═══ DATA FOR THIS TASK ═══
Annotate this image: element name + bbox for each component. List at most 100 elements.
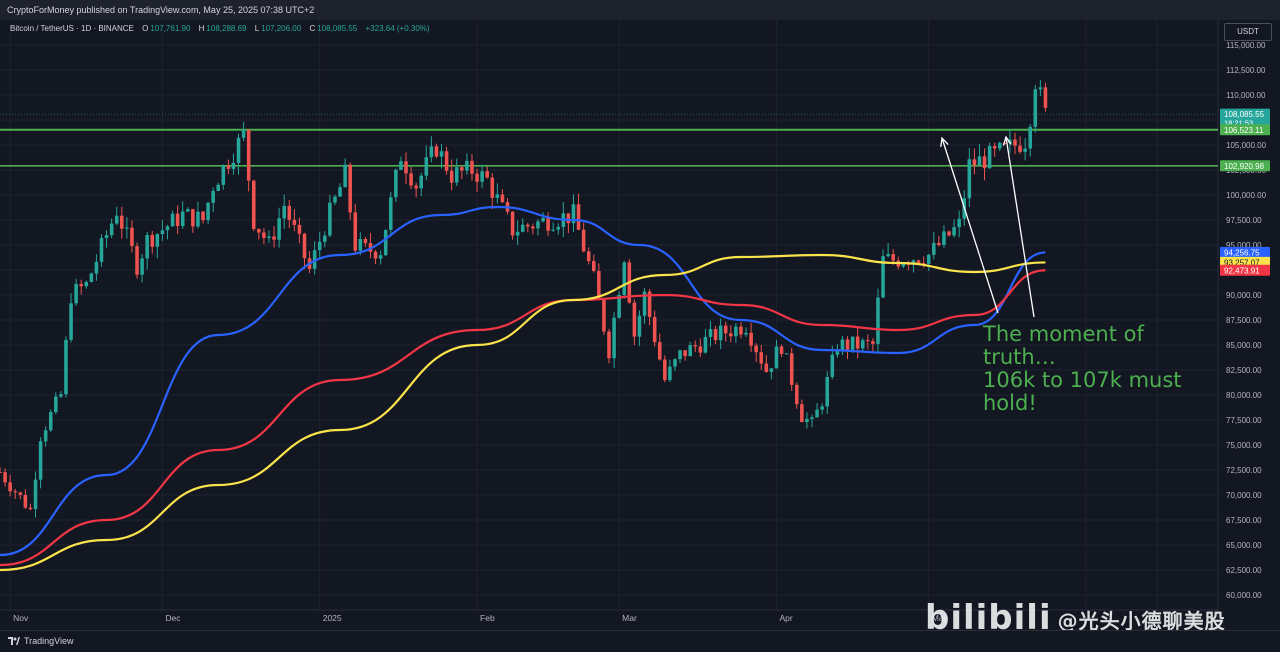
y-tick-label: 110,000.00 — [1226, 91, 1266, 100]
candle-body — [43, 430, 48, 442]
candle-body — [262, 232, 266, 238]
candle-body — [876, 297, 880, 344]
open-label: O — [142, 24, 149, 33]
candle-body — [48, 412, 53, 431]
candle-body — [800, 404, 804, 422]
candle-body — [231, 162, 236, 169]
candle-body — [942, 231, 946, 245]
candle-body — [206, 202, 210, 221]
y-tick-label: 75,000.00 — [1226, 441, 1262, 450]
price-chart[interactable]: 115,000.00112,500.00110,000.00107,500.00… — [0, 20, 1280, 630]
candle-body — [723, 325, 728, 334]
candle-body — [434, 146, 439, 157]
candle-body — [125, 227, 129, 229]
y-tick-label: 87,500.00 — [1226, 316, 1262, 325]
candle-body — [703, 336, 708, 353]
close-label: C — [309, 24, 316, 33]
candle-body — [805, 418, 809, 422]
x-tick-label: 2025 — [323, 613, 342, 623]
candle-body — [810, 417, 814, 419]
candle-body — [932, 242, 936, 255]
candle-body — [947, 231, 951, 236]
currency-selector[interactable]: USDT — [1224, 23, 1272, 41]
candle-body — [835, 351, 840, 355]
y-tick-label: 62,500.00 — [1226, 566, 1262, 575]
candle-body — [429, 146, 434, 158]
candle-body — [69, 303, 73, 340]
candle-body — [718, 325, 723, 341]
candle-body — [744, 332, 748, 335]
candle-body — [972, 159, 977, 166]
change-value: +323.64 (+0.30%) — [365, 24, 430, 33]
candle-body — [343, 164, 347, 188]
candle-body — [460, 167, 464, 171]
candle-body — [155, 234, 160, 247]
candle-body — [236, 137, 241, 163]
candle-body — [383, 229, 388, 256]
candle-body — [500, 194, 505, 203]
candle-body — [845, 339, 850, 350]
candle-body — [470, 160, 474, 174]
candle-body — [104, 235, 109, 239]
chart-area[interactable]: 115,000.00112,500.00110,000.00107,500.00… — [0, 20, 1280, 630]
y-tick-label: 97,500.00 — [1226, 216, 1262, 225]
candle-body — [632, 302, 637, 337]
y-tick-label: 72,500.00 — [1226, 466, 1262, 475]
candle-body — [0, 472, 2, 473]
y-tick-label: 90,000.00 — [1226, 291, 1262, 300]
y-tick-label: 67,500.00 — [1226, 516, 1262, 525]
candle-body — [8, 482, 12, 492]
candle-body — [28, 507, 33, 510]
candle-body — [297, 224, 302, 234]
candle-body — [866, 340, 870, 342]
candle-body — [673, 359, 677, 367]
candle-body — [916, 260, 921, 264]
candle-body — [729, 333, 733, 337]
candle-body — [38, 441, 43, 480]
candle-body — [617, 294, 621, 318]
candle-body — [541, 217, 545, 222]
candle-body — [855, 336, 860, 349]
candle-body — [531, 226, 535, 229]
candle-body — [997, 142, 1002, 149]
candle-body — [734, 326, 738, 337]
candle-body — [663, 359, 667, 381]
annotation-arrow-head — [940, 136, 949, 148]
annotation-text: The moment of truth… 106k to 107k must h… — [983, 323, 1213, 415]
candle-body — [74, 284, 78, 304]
candle-body — [59, 394, 63, 397]
candle-body — [23, 494, 28, 508]
candle-body — [1013, 139, 1017, 146]
annotation-arrow — [941, 137, 999, 314]
candle-body — [465, 160, 469, 171]
candle-body — [607, 331, 611, 359]
low-value: 107,206.00 — [261, 24, 302, 33]
candle-body — [546, 217, 550, 231]
candle-body — [825, 377, 830, 407]
candle-body — [536, 221, 540, 229]
high-value: 108,288.69 — [206, 24, 247, 33]
candle-body — [957, 218, 961, 228]
y-tick-label: 80,000.00 — [1226, 391, 1262, 400]
candle-body — [871, 341, 875, 344]
candle-body — [399, 161, 403, 170]
candle-body — [241, 129, 246, 138]
candle-body — [982, 156, 987, 169]
candle-body — [1023, 148, 1027, 152]
candle-body — [18, 492, 23, 495]
candle-body — [668, 366, 672, 381]
candle-body — [333, 196, 337, 203]
candle-body — [1003, 142, 1007, 144]
candle-body — [475, 173, 479, 182]
price-label-text: 102,920.98 — [1224, 162, 1265, 171]
price-label-countdown: 18:21:53 — [1224, 119, 1253, 128]
x-tick-label: Nov — [13, 613, 29, 623]
low-label: L — [254, 24, 260, 33]
price-label-badge — [1220, 124, 1270, 136]
candle-body — [1018, 145, 1022, 152]
candle-body — [267, 236, 271, 238]
candle-body — [175, 213, 180, 226]
candle-body — [1028, 126, 1033, 149]
candle-body — [64, 339, 68, 395]
candle-body — [150, 235, 155, 247]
═══
Rewrite all of the material above with every "y-tick-label" replaced by "price-axis-label" and nothing else altered. Omit the picture from your answer.

## RESULT OF THE TASK
Annotate this image: element name + bbox for each component. List at most 100 elements.
price-axis-label: 110,000.00 — [1226, 91, 1266, 100]
candle-body — [43, 430, 48, 442]
candle-body — [262, 232, 266, 238]
candle-body — [876, 297, 880, 344]
open-label: O — [142, 24, 149, 33]
candle-body — [48, 412, 53, 431]
candle-body — [800, 404, 804, 422]
candle-body — [231, 162, 236, 169]
candle-body — [942, 231, 946, 245]
candle-body — [206, 202, 210, 221]
price-axis-label: 75,000.00 — [1226, 441, 1262, 450]
price-chart[interactable]: 115,000.00112,500.00110,000.00107,500.00… — [0, 20, 1280, 630]
candle-body — [723, 325, 728, 334]
candle-body — [434, 146, 439, 157]
candle-body — [125, 227, 129, 229]
price-axis-label: 87,500.00 — [1226, 316, 1262, 325]
candle-body — [703, 336, 708, 353]
close-label: C — [309, 24, 316, 33]
candle-body — [805, 418, 809, 422]
x-tick-label: 2025 — [323, 613, 342, 623]
candle-body — [810, 417, 814, 419]
candle-body — [932, 242, 936, 255]
candle-body — [947, 231, 951, 236]
currency-selector[interactable]: USDT — [1224, 23, 1272, 41]
candle-body — [835, 351, 840, 355]
price-axis-label: 62,500.00 — [1226, 566, 1262, 575]
candle-body — [429, 146, 434, 158]
candle-body — [69, 303, 73, 340]
candle-body — [718, 325, 723, 341]
candle-body — [744, 332, 748, 335]
candle-body — [972, 159, 977, 166]
change-value: +323.64 (+0.30%) — [365, 24, 430, 33]
candle-body — [343, 164, 347, 188]
candle-body — [460, 167, 464, 171]
candle-body — [155, 234, 160, 247]
candle-body — [236, 137, 241, 163]
candle-body — [383, 229, 388, 256]
candle-body — [500, 194, 505, 203]
candle-body — [845, 339, 850, 350]
candle-body — [470, 160, 474, 174]
candle-body — [104, 235, 109, 239]
chart-area[interactable]: 115,000.00112,500.00110,000.00107,500.00… — [0, 20, 1280, 630]
price-axis-label: 97,500.00 — [1226, 216, 1262, 225]
candle-body — [632, 302, 637, 337]
price-axis-label: 72,500.00 — [1226, 466, 1262, 475]
candle-body — [0, 472, 2, 473]
price-axis-label: 90,000.00 — [1226, 291, 1262, 300]
price-axis-label: 67,500.00 — [1226, 516, 1262, 525]
candle-body — [8, 482, 12, 492]
candle-body — [28, 507, 33, 510]
candle-body — [297, 224, 302, 234]
candle-body — [866, 340, 870, 342]
candle-body — [673, 359, 677, 367]
candle-body — [916, 260, 921, 264]
candle-body — [729, 333, 733, 337]
candle-body — [38, 441, 43, 480]
candle-body — [617, 294, 621, 318]
candle-body — [541, 217, 545, 222]
candle-body — [855, 336, 860, 349]
candle-body — [531, 226, 535, 229]
candle-body — [997, 142, 1002, 149]
candle-body — [734, 326, 738, 337]
candle-body — [663, 359, 667, 381]
annotation-arrow-head — [940, 136, 949, 148]
annotation-text: The moment of truth… 106k to 107k must h… — [983, 323, 1213, 415]
candle-body — [74, 284, 78, 304]
candle-body — [59, 394, 63, 397]
candle-body — [23, 494, 28, 508]
candle-body — [1013, 139, 1017, 146]
annotation-arrow — [941, 137, 999, 314]
candle-body — [465, 160, 469, 171]
candle-body — [607, 331, 611, 359]
low-value: 107,206.00 — [261, 24, 302, 33]
candle-body — [546, 217, 550, 231]
candle-body — [825, 377, 830, 407]
candle-body — [536, 221, 540, 229]
high-value: 108,288.69 — [206, 24, 247, 33]
candle-body — [957, 218, 961, 228]
price-axis-label: 80,000.00 — [1226, 391, 1262, 400]
candle-body — [871, 341, 875, 344]
candle-body — [399, 161, 403, 170]
candle-body — [241, 129, 246, 138]
candle-body — [982, 156, 987, 169]
candle-body — [1023, 148, 1027, 152]
candle-body — [18, 492, 23, 495]
candle-body — [668, 366, 672, 381]
candle-body — [333, 196, 337, 203]
candle-body — [1003, 142, 1007, 144]
candle-body — [475, 173, 479, 182]
price-label-text: 102,920.98 — [1224, 162, 1265, 171]
price-label-countdown: 18:21:53 — [1224, 119, 1253, 128]
x-tick-label: Nov — [13, 613, 29, 623]
low-label: L — [254, 24, 260, 33]
price-label-badge — [1220, 124, 1270, 136]
candle-body — [1018, 145, 1022, 152]
candle-body — [267, 236, 271, 238]
candle-body — [175, 213, 180, 226]
candle-body — [1028, 126, 1033, 149]
candle-body — [64, 339, 68, 395]
candle-body — [150, 235, 155, 247]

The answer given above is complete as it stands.